(Raw records)
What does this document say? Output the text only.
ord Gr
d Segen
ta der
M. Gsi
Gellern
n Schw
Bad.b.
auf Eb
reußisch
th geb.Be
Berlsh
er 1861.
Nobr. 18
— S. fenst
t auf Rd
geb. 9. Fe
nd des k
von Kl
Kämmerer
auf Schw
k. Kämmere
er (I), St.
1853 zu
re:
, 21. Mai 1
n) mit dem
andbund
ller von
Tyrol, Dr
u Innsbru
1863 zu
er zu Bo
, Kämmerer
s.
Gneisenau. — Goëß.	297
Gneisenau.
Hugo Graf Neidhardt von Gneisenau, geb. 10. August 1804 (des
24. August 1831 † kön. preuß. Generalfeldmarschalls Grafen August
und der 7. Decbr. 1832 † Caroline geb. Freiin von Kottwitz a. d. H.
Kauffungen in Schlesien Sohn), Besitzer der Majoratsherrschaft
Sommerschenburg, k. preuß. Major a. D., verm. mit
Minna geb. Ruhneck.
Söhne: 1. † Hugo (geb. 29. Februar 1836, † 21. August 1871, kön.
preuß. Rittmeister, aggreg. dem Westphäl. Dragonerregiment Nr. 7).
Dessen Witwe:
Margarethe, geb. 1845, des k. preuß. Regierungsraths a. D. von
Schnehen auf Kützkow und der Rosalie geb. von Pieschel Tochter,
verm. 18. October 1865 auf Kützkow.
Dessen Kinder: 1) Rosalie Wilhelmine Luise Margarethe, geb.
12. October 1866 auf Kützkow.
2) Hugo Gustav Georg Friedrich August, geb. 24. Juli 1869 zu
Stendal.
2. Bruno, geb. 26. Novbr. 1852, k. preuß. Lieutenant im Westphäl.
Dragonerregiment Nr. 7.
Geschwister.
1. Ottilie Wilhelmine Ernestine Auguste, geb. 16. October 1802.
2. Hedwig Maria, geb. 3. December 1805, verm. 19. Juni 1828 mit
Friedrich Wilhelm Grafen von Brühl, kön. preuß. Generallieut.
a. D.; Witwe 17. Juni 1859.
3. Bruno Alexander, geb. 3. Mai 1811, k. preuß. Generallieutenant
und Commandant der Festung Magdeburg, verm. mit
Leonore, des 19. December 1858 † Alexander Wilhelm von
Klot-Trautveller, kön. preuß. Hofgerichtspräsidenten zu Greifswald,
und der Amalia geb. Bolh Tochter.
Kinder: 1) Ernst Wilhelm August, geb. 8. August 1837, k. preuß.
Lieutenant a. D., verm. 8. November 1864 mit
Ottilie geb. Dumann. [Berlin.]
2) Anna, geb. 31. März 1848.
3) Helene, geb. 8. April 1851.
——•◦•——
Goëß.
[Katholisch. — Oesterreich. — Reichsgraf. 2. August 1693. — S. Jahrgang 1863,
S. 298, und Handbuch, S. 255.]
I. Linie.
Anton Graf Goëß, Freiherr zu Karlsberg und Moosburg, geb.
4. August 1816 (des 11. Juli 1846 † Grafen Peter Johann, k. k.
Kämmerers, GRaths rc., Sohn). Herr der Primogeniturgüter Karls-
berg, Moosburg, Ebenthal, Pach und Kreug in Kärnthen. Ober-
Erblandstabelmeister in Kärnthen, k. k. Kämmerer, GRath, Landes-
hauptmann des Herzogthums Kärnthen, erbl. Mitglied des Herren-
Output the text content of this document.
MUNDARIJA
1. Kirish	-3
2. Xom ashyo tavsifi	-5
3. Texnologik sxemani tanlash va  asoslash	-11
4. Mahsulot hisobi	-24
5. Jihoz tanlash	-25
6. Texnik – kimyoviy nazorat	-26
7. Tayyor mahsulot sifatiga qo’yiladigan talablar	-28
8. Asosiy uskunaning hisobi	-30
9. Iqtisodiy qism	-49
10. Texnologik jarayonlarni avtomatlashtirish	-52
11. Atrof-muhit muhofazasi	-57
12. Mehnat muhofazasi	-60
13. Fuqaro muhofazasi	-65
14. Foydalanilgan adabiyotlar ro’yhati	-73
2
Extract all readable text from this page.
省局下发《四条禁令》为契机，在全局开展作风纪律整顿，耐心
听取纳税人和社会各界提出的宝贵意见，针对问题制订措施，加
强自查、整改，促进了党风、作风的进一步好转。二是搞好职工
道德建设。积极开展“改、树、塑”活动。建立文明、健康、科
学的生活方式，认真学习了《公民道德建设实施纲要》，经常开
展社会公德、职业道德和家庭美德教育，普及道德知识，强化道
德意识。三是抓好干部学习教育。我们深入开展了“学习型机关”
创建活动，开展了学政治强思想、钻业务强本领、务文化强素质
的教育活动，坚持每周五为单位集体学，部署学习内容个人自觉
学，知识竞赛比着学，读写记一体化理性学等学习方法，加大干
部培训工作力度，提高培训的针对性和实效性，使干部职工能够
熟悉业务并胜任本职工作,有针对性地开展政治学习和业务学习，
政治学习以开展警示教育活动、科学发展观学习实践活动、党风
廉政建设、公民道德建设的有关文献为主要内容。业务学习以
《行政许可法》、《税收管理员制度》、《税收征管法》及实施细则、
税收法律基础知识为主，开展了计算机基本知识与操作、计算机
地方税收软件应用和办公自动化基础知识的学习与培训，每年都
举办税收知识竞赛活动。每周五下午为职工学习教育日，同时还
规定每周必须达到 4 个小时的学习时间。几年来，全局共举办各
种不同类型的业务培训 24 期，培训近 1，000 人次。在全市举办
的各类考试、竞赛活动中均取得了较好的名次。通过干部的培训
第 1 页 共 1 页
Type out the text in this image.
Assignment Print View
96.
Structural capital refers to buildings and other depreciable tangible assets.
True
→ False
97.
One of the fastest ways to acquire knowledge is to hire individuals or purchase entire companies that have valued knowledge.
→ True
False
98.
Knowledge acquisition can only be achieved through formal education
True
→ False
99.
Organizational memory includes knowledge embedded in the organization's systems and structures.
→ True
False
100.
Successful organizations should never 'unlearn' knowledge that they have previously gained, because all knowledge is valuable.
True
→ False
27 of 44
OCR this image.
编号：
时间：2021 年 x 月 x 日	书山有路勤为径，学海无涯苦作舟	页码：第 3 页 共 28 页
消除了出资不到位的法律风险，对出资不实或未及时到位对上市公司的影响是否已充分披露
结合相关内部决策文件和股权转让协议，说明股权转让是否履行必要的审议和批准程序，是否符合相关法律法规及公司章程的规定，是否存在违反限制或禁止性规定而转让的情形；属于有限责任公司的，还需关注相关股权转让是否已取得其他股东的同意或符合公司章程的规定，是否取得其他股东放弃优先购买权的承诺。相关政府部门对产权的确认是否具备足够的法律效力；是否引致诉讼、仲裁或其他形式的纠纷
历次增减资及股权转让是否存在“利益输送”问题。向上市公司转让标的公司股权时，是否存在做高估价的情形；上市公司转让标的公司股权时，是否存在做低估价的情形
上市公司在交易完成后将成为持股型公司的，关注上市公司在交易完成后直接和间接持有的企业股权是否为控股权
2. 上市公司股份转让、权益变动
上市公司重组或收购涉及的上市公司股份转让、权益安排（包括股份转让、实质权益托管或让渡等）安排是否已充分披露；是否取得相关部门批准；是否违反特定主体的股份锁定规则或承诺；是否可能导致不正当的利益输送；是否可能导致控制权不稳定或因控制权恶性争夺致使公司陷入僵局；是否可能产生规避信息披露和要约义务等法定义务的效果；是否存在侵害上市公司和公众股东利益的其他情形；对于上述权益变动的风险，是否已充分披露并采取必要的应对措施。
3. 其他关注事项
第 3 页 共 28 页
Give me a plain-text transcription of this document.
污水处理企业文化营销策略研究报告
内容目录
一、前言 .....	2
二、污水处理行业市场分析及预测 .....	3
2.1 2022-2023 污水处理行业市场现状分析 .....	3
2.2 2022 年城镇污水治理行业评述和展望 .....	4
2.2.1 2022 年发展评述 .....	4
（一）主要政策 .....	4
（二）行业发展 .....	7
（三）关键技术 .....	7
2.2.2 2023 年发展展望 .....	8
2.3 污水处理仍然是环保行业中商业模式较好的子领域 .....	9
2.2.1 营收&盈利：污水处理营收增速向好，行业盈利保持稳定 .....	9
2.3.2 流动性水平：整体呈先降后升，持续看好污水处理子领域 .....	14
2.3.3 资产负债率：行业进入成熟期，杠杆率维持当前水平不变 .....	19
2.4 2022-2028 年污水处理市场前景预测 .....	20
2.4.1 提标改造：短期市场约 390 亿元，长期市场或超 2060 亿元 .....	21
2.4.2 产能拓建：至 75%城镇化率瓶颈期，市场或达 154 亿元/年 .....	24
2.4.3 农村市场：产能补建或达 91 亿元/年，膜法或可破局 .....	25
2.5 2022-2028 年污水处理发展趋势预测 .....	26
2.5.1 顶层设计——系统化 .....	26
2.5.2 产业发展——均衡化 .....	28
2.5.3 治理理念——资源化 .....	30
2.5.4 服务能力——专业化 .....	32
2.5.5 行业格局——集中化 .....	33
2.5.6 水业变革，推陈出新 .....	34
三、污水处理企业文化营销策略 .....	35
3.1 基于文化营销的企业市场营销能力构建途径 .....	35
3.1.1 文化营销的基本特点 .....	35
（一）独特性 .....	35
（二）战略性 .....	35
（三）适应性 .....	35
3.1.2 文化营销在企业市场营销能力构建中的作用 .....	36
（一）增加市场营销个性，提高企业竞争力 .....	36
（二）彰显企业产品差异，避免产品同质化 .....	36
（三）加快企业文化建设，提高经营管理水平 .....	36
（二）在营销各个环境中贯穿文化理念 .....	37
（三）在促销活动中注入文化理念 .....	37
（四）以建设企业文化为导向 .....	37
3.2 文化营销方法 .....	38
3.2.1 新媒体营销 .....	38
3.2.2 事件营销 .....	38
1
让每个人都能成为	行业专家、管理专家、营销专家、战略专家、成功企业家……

◆ **WHAT TO WORK ON**: Say how many lines of the data include the word "Hugo". Respond with the number alone.

◆ **SOLUTION TO THIS EXERCISE**: 3